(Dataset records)
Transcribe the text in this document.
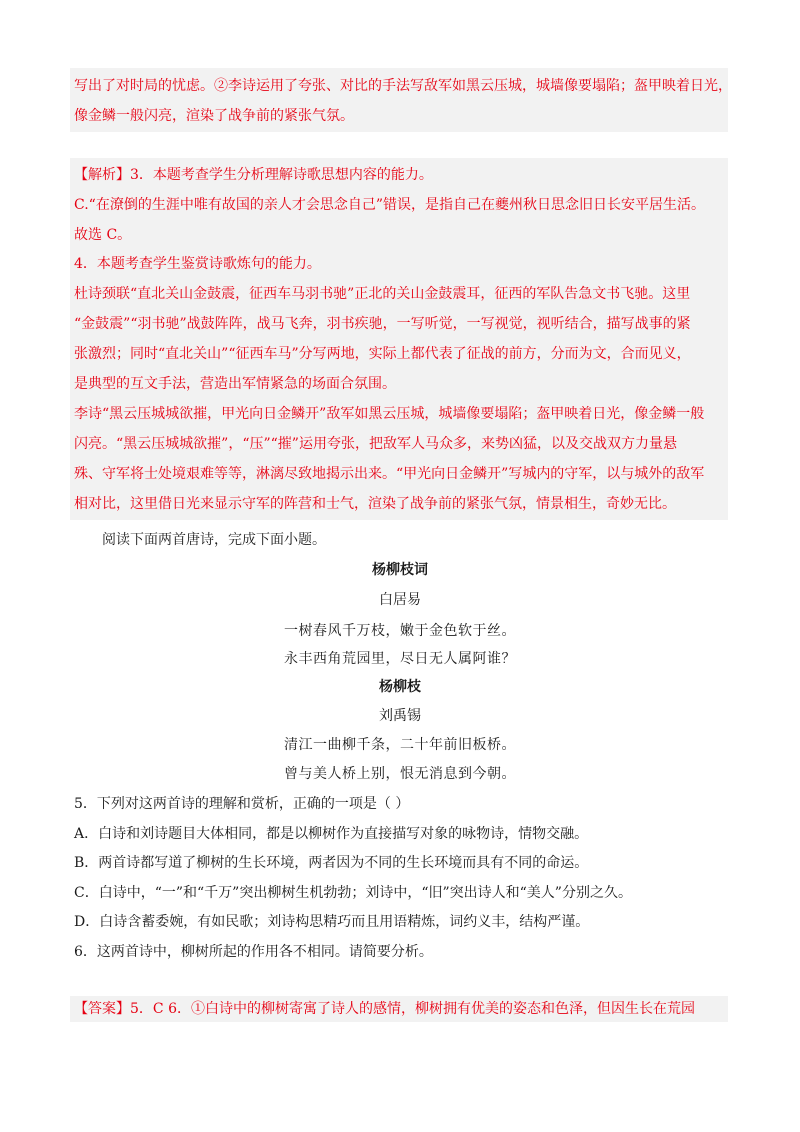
写出了对时局的忧虑。②李诗运用了夸张、对比的手法写敌军如黑云压城，城墙像要塌陷；盔甲映着日光，
像金鳞一般闪亮，渲染了战争前的紧张气氛。
【解析】3．本题考查学生分析理解诗歌思想内容的能力。
C.“在潦倒的生涯中唯有故国的亲人才会思念自己”错误，是指自己在夔州秋日思念旧日长安平居生活。
故选 C。
4．本题考查学生鉴赏诗歌炼句的能力。
杜诗颈联“直北关山金鼓震，征西车马羽书驰”正北的关山金鼓震耳，征西的军队告急文书飞驰。这里
“金鼓震”“羽书驰”战鼓阵阵，战马飞奔，羽书疾驰，一写听觉，一写视觉，视听结合，描写战事的紧
张激烈；同时“直北关山”“征西车马”分写两地，实际上都代表了征战的前方，分而为文，合而见义，
是典型的互文手法，营造出军情紧急的场面合氛围。
李诗“黑云压城城欲摧，甲光向日金鳞开”敌军如黑云压城，城墙像要塌陷；盔甲映着日光，像金鳞一般
闪亮。“黑云压城城欲摧”，“压”“摧”运用夸张，把敌军人马众多，来势凶猛，以及交战双方力量悬
殊、守军将士处境艰难等等，淋漓尽致地揭示出来。“甲光向日金鳞开”写城内的守军，以与城外的敌军
相对比，这里借日光来显示守军的阵营和士气，渲染了战争前的紧张气氛，情景相生，奇妙无比。
阅读下面两首唐诗，完成下面小题。
杨柳枝词
白居易
一树春风千万枝，嫩于金色软于丝。
永丰西角荒园里，尽日无人属阿谁？
杨柳枝
刘禹锡
清江一曲柳千条，二十年前旧板桥。
曾与美人桥上别，恨无消息到今朝。
5．下列对这两首诗的理解和赏析，正确的一项是（ ）
A．白诗和刘诗题目大体相同，都是以柳树作为直接描写对象的咏物诗，情物交融。
B．两首诗都写道了柳树的生长环境，两者因为不同的生长环境而具有不同的命运。
C．白诗中，“一”和“千万”突出柳树生机勃勃；刘诗中，“旧”突出诗人和“美人”分别之久。
D．白诗含蓄委婉，有如民歌；刘诗构思精巧而且用语精炼，词约义丰，结构严谨。
6．这两首诗中，柳树所起的作用各不相同。请简要分析。
【答案】5．C 6．①白诗中的柳树寄寓了诗人的感情，柳树拥有优美的姿态和色泽，但因生长在荒园
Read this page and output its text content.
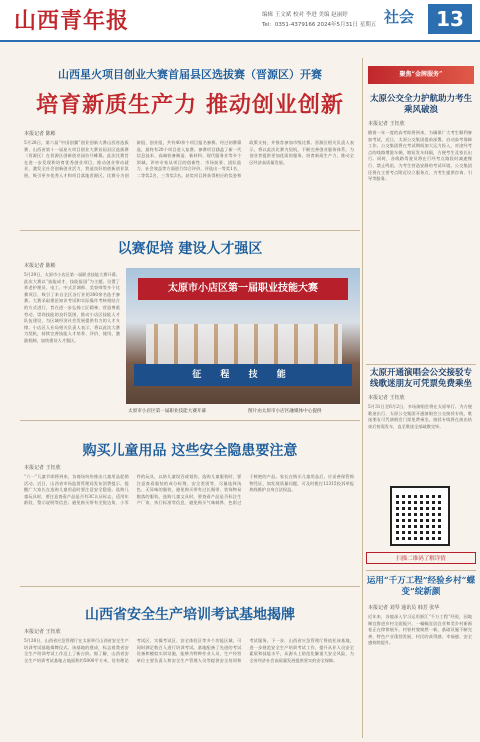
山西青年报	编辑 王文斌 校对 李进 美编 赵丽婷
Tel：0351-4379166 2024年5月31日 星期五 社会	13
山西星火项目创业大赛首届县区选拔赛（晋源区）开赛
培育新质生产力 推动创业创新
本报记者 陈彬
5月28日，第六届“中国创翼”创业创新大赛山西省选拔赛、山西省第十一届星火项目创业大赛首届县区选拔赛（晋源区）在晋源区创新创业园拉开帷幕。此次比赛旨在进一步发现和培育优秀创业项目，推动创业带动就业，激发全社会创新创业活力，营造良好的创新创业氛围，吸引更多优秀人才和项目落地晋源区。比赛分为创新组、创业组，共有40余个项目报名参赛。经过初赛筛选，最终有20个项目进入复赛。参赛项目涵盖了新一代信息技术、高端装备制造、新材料、现代服务业等多个领域。评审专家从项目的创新性、市场前景、团队能力、社会效益等方面进行综合评价，评选出一等奖1名、二等奖2名、三等奖3名。获奖项目将获得相应的奖金和政策支持，并推荐参加市级比赛。晋源区相关负责人表示，将以此次比赛为契机，不断完善创业服务体系，为创业者提供更加优质的服务，培育新质生产力，推动全区经济高质量发展。
以赛促培 建设人才强区
本报记者 陈彬
5月29日，太原市小店区第一届职业技能大赛开幕。此次大赛以“技能成才、技能报国”为主题，设置了养老护理员、电工、中式烹调师、美容师等多个比赛项目，吸引了来自全区各行业的300余名选手参赛。大赛采取理论知识考试和实际操作考核相结合的方式进行，旨在进一步弘扬工匠精神，营造尊重劳动、崇尚技能的良好氛围，推动小店区技能人才队伍建设，为区域经济社会发展提供有力的人才支撑。小店区人社局相关负责人表示，将以此次大赛为契机，持续完善技能人才培养、评价、使用、激励机制，加快建设人才强区。
太原市小店区第一届职业技能大赛
征 程 技 能
太原市小店区第一届职业技能大赛开幕	图片由太原市小店区融媒体中心提供
购买儿童用品 这些安全隐患要注意
本报记者 王钰欣
“六一”儿童节即将到来，各商场纷纷推出儿童用品促销活动。近日，山西省市场监督管理局发布消费提示，提醒广大家长在选购儿童用品时要注意安全隐患。选购儿童玩具时，要注意查看产品是否有3C认证标志，适用年龄段、警示说明等信息；避免购买带有尖锐边角、小零件的玩具，以防儿童误吞或划伤。选购儿童服装时，要注意查看服装的成分标签、安全类别等，尽量选择浅色、无异味的服装，避免购买带有过长绳带、装饰物易脱落的服装。选购儿童文具时，要查看产品是否标注生产厂家、执行标准等信息，避免购买气味刺鼻、色彩过于鲜艳的产品。家长在购买儿童用品后，应妥善保管购物凭证，如发现质量问题，可及时拨打12315投诉举报热线维护自身合法权益。
山西省安全生产培训考试基地揭牌
本报记者 王钰欣
5月28日，山西省应急管理厅在太原举行山西省安全生产培训考试基地揭牌仪式。该基地的建成，标志着我省安全生产培训考试工作迈上了新台阶。据了解，山西省安全生产培训考试基地占地面积约5000平方米，设有理论考试区、实操考试区、安全体验区等多个功能区域，可同时满足数百人进行培训考试。基地配备了先进的考试设备和模拟实训设施，能够为特种作业人员、生产经营单位主要负责人和安全生产管理人员等提供安全培训和考试服务。下一步，山西省应急管理厅将依托该基地，进一步规范安全生产培训考试工作，提升从业人员安全素质和技能水平，从源头上防范化解重大安全风险，为全省经济社会高质量发展提供坚实的安全保障。
聚焦“金牌服务”
太原公交全力护航助力考生乘风破浪
本报记者 王钰欣
随着一年一度的高考即将到来，为确保广大考生顺利参加考试，近日，太原公交集团提前部署，启动高考保障工作。公交集团将在考试期间加大运力投入，对途经考点的线路增派车辆，缩短发车间隔，方便考生及家长出行。同时，各线路驾驶员将在行经考点路段时减速慢行、禁止鸣笛，为考生营造安静的考试环境。公交集团还将在主要考点附近设立服务点，为考生提供咨询、引导等服务。
太原开通演唱会公交接驳专线歌迷朋友可凭票免费乘坐
本报记者 王钰欣
5月31日至6月2日，多场演唱会将在太原举行。为方便歌迷出行，太原公交集团开通演唱会公交接驳专线，歌迷朋友可凭演唱会门票免费乘坐。接驳专线将在演出结束后按需发车，直至歌迷全部疏散完毕。
扫描二维码了解详情
运用“千万工程”经验乡村“蝶变”绽新颜
本报记者 刘琴 通讯员 韩芳 张华
近年来，各地深入学习运用浙江“千万工程”经验，因地制宜推进乡村全面振兴，一幅幅宜居宜业和美乡村新画卷正在徐徐展开。村容村貌焕然一新，基础设施不断完善，特色产业蓬勃发展，村民的获得感、幸福感、安全感持续提升。
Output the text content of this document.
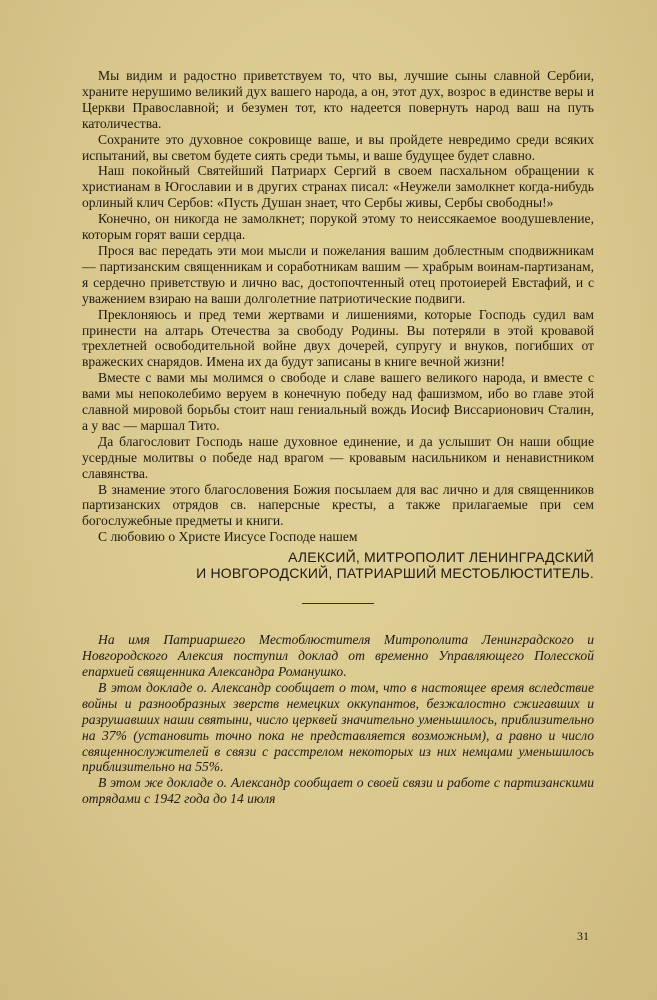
Мы видим и радостно приветствуем то, что вы, лучшие сыны славной Сербии, храните нерушимо великий дух вашего народа, а он, этот дух, возрос в единстве веры и Церкви Православной; и безумен тот, кто надеется повернуть народ ваш на путь католичества.

Сохраните это духовное сокровище ваше, и вы пройдете невредимо среди всяких испытаний, вы светом будете сиять среди тьмы, и ваше будущее будет славно.

Наш покойный Святейший Патриарх Сергий в своем пасхальном обращении к христианам в Югославии и в других странах писал: «Неужели замолкнет когда-нибудь орлиный клич Сербов: «Пусть Душан знает, что Сербы живы, Сербы свободны!»

Конечно, он никогда не замолкнет; порукой этому то неиссякаемое воодушевление, которым горят ваши сердца.

Прося вас передать эти мои мысли и пожелания вашим доблестным сподвижникам — партизанским священникам и соработникам вашим — храбрым воинам-партизанам, я сердечно приветствую и лично вас, достопочтенный отец протоиерей Евстафий, и с уважением взираю на ваши долголетние патриотические подвиги.

Преклоняюсь и пред теми жертвами и лишениями, которые Господь судил вам принести на алтарь Отечества за свободу Родины. Вы потеряли в этой кровавой трехлетней освободительной войне двух дочерей, супругу и внуков, погибших от вражеских снарядов. Имена их да будут записаны в книге вечной жизни!

Вместе с вами мы молимся о свободе и славе вашего великого народа, и вместе с вами мы непоколебимо веруем в конечную победу над фашизмом, ибо во главе этой славной мировой борьбы стоит наш гениальный вождь Иосиф Виссарионович Сталин, а у вас — маршал Тито.

Да благословит Господь наше духовное единение, и да услышит Он наши общие усердные молитвы о победе над врагом — кровавым насильником и ненавистником славянства.

В знамение этого благословения Божия посылаем для вас лично и для священников партизанских отрядов св. наперсные кресты, а также прилагаемые при сем богослужебные предметы и книги.

С любовию о Христе Иисусе Господе нашем

АЛЕКСИЙ, МИТРОПОЛИТ ЛЕНИНГРАДСКИЙ
И НОВГОРОДСКИЙ, ПАТРИАРШИЙ МЕСТОБЛЮСТИТЕЛЬ.

На имя Патриаршего Местоблюстителя Митрополита Ленинградского и Новгородского Алексия поступил доклад от временно Управляющего Полесской епархией священника Александра Романушко.

В этом докладе о. Александр сообщает о том, что в настоящее время вследствие войны и разнообразных зверств немецких оккупантов, безжалостно сжигавших и разрушавших наши святыни, число церквей значительно уменьшилось, приблизительно на 37% (установить точно пока не представляется возможным), а равно и число священнослужителей в связи с расстрелом некоторых из них немцами уменьшилось приблизительно на 55%.

В этом же докладе о. Александр сообщает о своей связи и работе с партизанскими отрядами с 1942 года до 14 июля

31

> _The task_
Copy every line in the records above that contains the word "培育新质生产力".

> _Response to this task_
培育新质生产力 推动创业创新
5月28日，第六届“中国创翼”创业创新大赛山西省选拔赛、山西省第十一届星火项目创业大赛首届县区选拔赛（晋源区）在晋源区创新创业园拉开帷幕。此次比赛旨在进一步发现和培育优秀创业项目，推动创业带动就业，激发全社会创新创业活力，营造良好的创新创业氛围，吸引更多优秀人才和项目落地晋源区。比赛分为创新组、创业组，共有40余个项目报名参赛。经过初赛筛选，最终有20个项目进入复赛。参赛项目涵盖了新一代信息技术、高端装备制造、新材料、现代服务业等多个领域。评审专家从项目的创新性、市场前景、团队能力、社会效益等方面进行综合评价，评选出一等奖1名、二等奖2名、三等奖3名。获奖项目将获得相应的奖金和政策支持，并推荐参加市级比赛。晋源区相关负责人表示，将以此次比赛为契机，不断完善创业服务体系，为创业者提供更加优质的服务，培育新质生产力，推动全区经济高质量发展。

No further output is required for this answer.